**WORK TO COMPLETE:** Search the material for the word "title" and report each line where it turns up.
******************************
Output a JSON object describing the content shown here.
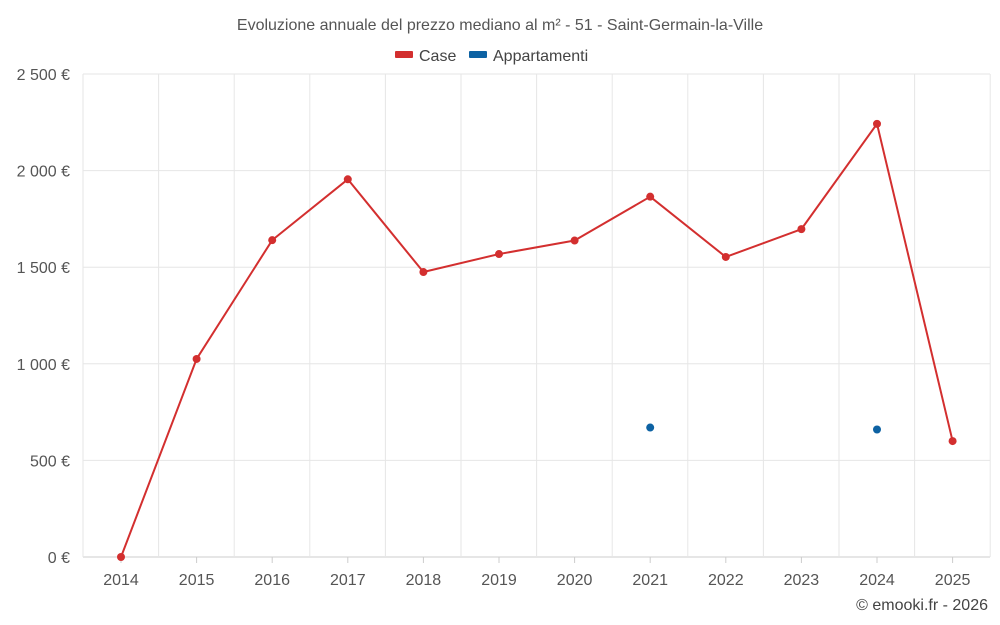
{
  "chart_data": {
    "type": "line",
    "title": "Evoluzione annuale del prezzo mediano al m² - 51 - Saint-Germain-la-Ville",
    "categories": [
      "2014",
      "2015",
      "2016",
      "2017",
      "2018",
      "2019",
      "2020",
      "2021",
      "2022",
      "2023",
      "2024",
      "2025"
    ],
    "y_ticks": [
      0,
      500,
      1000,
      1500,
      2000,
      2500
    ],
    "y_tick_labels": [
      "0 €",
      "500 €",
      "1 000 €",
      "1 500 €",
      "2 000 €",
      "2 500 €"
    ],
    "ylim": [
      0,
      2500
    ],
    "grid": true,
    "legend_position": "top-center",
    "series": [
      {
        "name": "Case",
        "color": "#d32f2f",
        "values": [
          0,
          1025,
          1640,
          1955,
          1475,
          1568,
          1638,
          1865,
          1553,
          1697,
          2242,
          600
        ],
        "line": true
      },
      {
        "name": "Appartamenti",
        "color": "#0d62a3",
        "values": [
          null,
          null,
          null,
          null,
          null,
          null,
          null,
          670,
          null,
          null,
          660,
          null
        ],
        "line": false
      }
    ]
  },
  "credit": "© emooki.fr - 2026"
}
******************************
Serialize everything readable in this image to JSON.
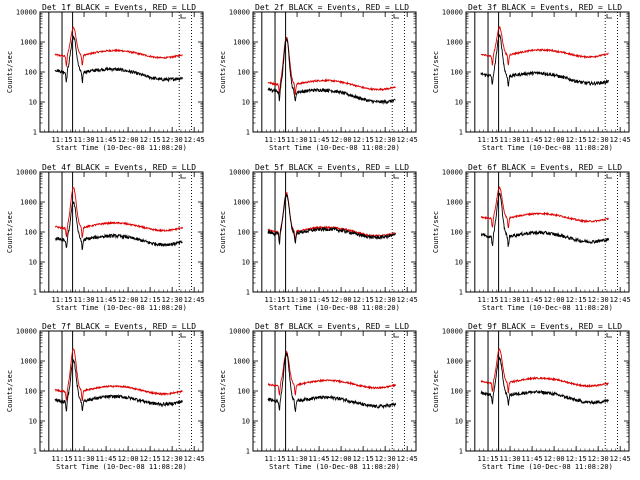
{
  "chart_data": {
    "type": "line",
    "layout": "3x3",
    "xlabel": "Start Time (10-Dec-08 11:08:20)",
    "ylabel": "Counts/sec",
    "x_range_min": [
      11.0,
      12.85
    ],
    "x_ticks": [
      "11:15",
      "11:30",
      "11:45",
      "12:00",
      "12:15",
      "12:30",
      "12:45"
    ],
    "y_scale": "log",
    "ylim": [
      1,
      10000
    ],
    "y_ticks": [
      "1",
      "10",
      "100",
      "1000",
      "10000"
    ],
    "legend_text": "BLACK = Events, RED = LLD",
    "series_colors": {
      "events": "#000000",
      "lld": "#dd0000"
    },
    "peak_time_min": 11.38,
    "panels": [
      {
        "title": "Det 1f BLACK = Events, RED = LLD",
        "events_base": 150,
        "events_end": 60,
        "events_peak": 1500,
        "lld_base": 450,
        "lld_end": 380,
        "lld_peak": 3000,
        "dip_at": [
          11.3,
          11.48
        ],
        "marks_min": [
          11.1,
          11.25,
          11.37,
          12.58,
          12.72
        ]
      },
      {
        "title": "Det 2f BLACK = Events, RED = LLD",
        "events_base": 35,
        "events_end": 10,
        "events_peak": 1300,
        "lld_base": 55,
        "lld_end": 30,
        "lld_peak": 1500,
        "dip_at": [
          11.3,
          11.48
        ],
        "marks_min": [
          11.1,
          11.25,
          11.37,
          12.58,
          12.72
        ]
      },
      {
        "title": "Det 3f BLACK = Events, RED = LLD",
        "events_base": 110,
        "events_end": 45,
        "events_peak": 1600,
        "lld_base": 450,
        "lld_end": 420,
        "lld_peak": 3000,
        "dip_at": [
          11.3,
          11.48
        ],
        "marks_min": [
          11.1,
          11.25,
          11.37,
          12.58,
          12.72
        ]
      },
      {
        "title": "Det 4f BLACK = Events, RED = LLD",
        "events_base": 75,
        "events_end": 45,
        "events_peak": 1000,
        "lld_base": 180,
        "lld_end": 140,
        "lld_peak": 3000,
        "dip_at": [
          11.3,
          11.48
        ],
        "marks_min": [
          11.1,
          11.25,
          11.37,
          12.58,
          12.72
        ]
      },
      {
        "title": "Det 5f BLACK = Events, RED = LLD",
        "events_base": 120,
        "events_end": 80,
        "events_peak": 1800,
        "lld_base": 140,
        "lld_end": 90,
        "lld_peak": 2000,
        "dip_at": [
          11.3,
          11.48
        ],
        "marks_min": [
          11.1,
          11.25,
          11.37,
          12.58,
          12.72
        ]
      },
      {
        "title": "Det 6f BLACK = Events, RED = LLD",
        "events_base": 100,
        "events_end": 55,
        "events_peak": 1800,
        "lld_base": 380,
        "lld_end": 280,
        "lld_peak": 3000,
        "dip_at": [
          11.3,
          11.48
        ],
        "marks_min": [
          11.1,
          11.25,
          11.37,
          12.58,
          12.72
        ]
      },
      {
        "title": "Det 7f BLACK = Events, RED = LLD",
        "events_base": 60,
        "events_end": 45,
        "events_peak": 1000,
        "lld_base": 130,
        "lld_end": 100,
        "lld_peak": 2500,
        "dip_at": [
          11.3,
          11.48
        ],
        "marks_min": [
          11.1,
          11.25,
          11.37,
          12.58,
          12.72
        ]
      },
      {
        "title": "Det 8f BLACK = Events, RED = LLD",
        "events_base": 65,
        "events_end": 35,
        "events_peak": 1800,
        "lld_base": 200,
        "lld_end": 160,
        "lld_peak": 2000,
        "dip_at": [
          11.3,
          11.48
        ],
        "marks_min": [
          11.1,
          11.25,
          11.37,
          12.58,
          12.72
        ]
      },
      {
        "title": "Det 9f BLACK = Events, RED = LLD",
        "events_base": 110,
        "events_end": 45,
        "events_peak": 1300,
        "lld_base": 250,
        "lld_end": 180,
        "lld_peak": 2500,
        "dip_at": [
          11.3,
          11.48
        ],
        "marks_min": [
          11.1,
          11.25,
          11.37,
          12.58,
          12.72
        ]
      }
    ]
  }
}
******************************
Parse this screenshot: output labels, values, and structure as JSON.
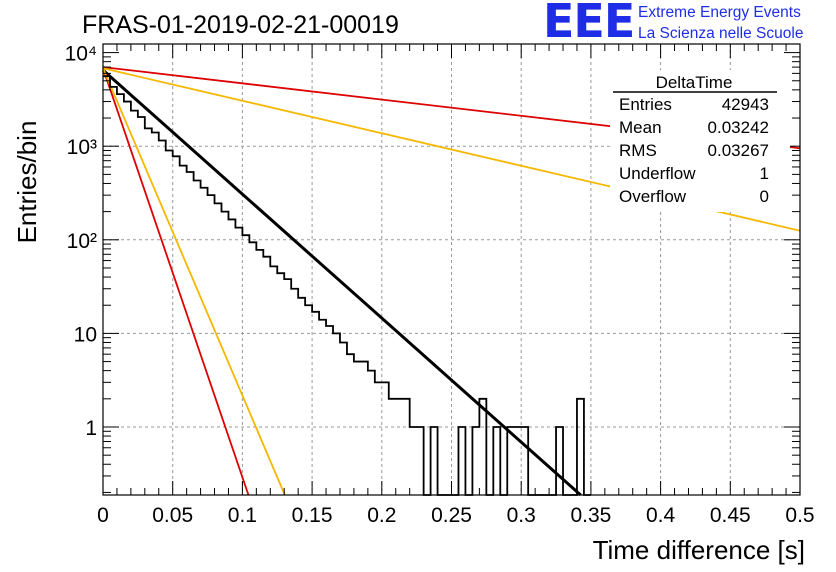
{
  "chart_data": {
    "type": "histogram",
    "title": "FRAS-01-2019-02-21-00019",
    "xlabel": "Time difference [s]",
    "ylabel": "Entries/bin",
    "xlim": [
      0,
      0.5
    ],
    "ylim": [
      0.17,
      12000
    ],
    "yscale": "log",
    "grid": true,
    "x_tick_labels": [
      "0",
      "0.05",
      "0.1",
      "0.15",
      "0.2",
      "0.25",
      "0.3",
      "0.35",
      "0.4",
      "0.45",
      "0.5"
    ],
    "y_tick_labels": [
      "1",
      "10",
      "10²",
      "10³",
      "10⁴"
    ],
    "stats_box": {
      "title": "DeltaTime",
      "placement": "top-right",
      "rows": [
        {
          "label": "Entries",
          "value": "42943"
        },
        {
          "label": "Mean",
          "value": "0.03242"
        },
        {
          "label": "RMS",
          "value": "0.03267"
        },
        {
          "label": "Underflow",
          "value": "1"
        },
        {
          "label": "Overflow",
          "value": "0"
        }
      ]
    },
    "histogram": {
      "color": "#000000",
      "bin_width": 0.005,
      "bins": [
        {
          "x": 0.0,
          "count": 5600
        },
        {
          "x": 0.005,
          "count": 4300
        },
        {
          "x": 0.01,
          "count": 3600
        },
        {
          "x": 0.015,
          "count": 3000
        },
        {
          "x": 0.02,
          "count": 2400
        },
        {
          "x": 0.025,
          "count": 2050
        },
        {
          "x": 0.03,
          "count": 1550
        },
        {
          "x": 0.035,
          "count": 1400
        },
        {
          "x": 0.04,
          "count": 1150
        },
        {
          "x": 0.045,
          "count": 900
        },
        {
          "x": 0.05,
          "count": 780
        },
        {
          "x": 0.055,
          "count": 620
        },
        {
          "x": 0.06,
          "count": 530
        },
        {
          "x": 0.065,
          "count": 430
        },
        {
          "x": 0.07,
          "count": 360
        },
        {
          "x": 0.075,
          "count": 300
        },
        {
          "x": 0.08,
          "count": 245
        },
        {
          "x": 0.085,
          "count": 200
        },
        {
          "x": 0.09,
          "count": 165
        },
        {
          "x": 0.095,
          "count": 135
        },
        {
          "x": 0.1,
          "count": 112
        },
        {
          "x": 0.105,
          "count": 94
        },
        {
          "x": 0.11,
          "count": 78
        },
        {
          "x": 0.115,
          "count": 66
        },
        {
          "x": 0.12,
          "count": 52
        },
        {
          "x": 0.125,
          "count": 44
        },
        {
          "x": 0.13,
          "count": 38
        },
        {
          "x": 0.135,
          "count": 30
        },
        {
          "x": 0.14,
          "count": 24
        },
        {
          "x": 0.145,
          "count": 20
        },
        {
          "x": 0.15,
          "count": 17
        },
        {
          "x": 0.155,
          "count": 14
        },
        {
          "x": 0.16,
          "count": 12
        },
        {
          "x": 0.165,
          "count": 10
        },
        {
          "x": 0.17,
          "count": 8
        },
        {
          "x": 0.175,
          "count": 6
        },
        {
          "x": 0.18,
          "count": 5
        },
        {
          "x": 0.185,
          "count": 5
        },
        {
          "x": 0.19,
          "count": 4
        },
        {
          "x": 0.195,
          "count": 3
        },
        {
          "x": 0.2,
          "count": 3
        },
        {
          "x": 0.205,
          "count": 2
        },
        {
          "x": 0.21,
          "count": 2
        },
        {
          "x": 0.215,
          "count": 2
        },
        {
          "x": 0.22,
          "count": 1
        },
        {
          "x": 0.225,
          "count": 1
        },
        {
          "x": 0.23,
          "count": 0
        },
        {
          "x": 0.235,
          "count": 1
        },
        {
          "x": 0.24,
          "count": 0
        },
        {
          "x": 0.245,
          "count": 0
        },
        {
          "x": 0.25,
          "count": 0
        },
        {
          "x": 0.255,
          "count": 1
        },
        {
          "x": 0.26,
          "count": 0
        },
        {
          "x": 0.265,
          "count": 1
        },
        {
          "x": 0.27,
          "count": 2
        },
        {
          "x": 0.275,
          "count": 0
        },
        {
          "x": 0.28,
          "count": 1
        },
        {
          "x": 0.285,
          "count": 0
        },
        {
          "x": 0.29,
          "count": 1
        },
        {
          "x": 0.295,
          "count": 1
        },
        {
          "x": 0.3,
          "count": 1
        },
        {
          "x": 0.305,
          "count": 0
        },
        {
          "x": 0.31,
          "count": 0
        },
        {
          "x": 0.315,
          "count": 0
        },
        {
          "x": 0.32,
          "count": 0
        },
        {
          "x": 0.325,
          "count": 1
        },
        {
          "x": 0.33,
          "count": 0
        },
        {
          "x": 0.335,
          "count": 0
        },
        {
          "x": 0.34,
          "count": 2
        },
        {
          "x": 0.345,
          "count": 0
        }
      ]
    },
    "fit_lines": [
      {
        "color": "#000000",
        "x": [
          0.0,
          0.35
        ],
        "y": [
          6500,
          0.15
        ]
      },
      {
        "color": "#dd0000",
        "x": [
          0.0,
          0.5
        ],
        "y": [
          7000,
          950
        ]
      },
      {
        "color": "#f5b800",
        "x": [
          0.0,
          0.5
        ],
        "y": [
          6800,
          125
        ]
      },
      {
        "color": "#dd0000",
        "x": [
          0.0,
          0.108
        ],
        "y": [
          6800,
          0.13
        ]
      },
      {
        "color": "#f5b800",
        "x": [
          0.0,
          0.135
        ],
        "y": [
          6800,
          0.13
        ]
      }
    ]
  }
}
******************************
**THE COMPLETED TASK:**
    "title": "Evoluzione annuale del prezzo mediano al m² - 51 - Saint-Germain-la-Ville",
        "title": "Det 1f BLACK = Events, RED = LLD",
        "title": "Det 2f BLACK = Events, RED = LLD",
        "title": "Det 3f BLACK = Events, RED = LLD",
        "title": "Det 4f BLACK = Events, RED = LLD",
        "title": "Det 5f BLACK = Events, RED = LLD",
        "title": "Det 6f BLACK = Events, RED = LLD",
        "title": "Det 7f BLACK = Events, RED = LLD",
        "title": "Det 8f BLACK = Events, RED = LLD",
        "title": "Det 9f BLACK = Events, RED = LLD",
    "title": "FRAS-01-2019-02-21-00019",
      "title": "DeltaTime",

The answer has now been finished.